__Exercise objective__. Give every entry again, word for word and in full.

— start Raw records —

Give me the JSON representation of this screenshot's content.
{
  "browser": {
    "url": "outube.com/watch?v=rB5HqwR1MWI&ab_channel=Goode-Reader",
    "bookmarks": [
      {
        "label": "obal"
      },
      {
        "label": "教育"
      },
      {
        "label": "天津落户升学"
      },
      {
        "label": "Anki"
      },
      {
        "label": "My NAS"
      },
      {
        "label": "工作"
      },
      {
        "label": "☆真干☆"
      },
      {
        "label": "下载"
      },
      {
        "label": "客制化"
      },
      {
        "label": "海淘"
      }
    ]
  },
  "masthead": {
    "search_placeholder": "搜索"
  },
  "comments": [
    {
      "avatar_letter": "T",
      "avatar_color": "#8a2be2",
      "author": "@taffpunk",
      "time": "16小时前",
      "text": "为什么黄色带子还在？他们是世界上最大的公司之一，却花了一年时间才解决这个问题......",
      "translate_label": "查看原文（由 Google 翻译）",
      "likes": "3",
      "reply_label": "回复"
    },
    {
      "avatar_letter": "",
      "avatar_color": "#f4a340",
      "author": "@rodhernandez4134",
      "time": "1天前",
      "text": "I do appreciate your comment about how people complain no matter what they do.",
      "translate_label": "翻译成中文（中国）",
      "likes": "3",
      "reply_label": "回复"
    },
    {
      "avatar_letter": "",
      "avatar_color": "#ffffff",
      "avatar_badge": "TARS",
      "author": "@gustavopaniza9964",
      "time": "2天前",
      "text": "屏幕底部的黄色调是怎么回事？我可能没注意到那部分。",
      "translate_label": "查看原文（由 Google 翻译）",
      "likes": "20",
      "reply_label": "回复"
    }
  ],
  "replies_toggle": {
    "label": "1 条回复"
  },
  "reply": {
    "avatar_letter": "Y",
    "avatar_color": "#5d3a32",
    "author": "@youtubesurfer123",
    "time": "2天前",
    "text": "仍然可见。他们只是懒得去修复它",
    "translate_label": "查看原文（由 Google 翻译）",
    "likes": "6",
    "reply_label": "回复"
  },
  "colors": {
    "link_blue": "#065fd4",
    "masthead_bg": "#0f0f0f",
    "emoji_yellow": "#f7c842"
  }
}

— end Raw records —

__The result__.
Give me the JSON representation of this screenshot's content.
{
  "browser": {
    "url": "outube.com/watch?v=rB5HqwR1MWI&ab_channel=Goode-Reader",
    "bookmarks": [
      {
        "label": "obal"
      },
      {
        "label": "教育"
      },
      {
        "label": "天津落户升学"
      },
      {
        "label": "Anki"
      },
      {
        "label": "My NAS"
      },
      {
        "label": "工作"
      },
      {
        "label": "☆真干☆"
      },
      {
        "label": "下载"
      },
      {
        "label": "客制化"
      },
      {
        "label": "海淘"
      }
    ]
  },
  "masthead": {
    "search_placeholder": "搜索"
  },
  "comments": [
    {
      "avatar_letter": "T",
      "avatar_color": "#8a2be2",
      "author": "@taffpunk",
      "time": "16小时前",
      "text": "为什么黄色带子还在？他们是世界上最大的公司之一，却花了一年时间才解决这个问题......",
      "translate_label": "查看原文（由 Google 翻译）",
      "likes": "3",
      "reply_label": "回复"
    },
    {
      "avatar_letter": "",
      "avatar_color": "#f4a340",
      "author": "@rodhernandez4134",
      "time": "1天前",
      "text": "I do appreciate your comment about how people complain no matter what they do.",
      "translate_label": "翻译成中文（中国）",
      "likes": "3",
      "reply_label": "回复"
    },
    {
      "avatar_letter": "",
      "avatar_color": "#ffffff",
      "avatar_badge": "TARS",
      "author": "@gustavopaniza9964",
      "time": "2天前",
      "text": "屏幕底部的黄色调是怎么回事？我可能没注意到那部分。",
      "translate_label": "查看原文（由 Google 翻译）",
      "likes": "20",
      "reply_label": "回复"
    }
  ],
  "replies_toggle": {
    "label": "1 条回复"
  },
  "reply": {
    "avatar_letter": "Y",
    "avatar_color": "#5d3a32",
    "author": "@youtubesurfer123",
    "time": "2天前",
    "text": "仍然可见。他们只是懒得去修复它",
    "translate_label": "查看原文（由 Google 翻译）",
    "likes": "6",
    "reply_label": "回复"
  },
  "colors": {
    "link_blue": "#065fd4",
    "masthead_bg": "#0f0f0f",
    "emoji_yellow": "#f7c842"
  }
}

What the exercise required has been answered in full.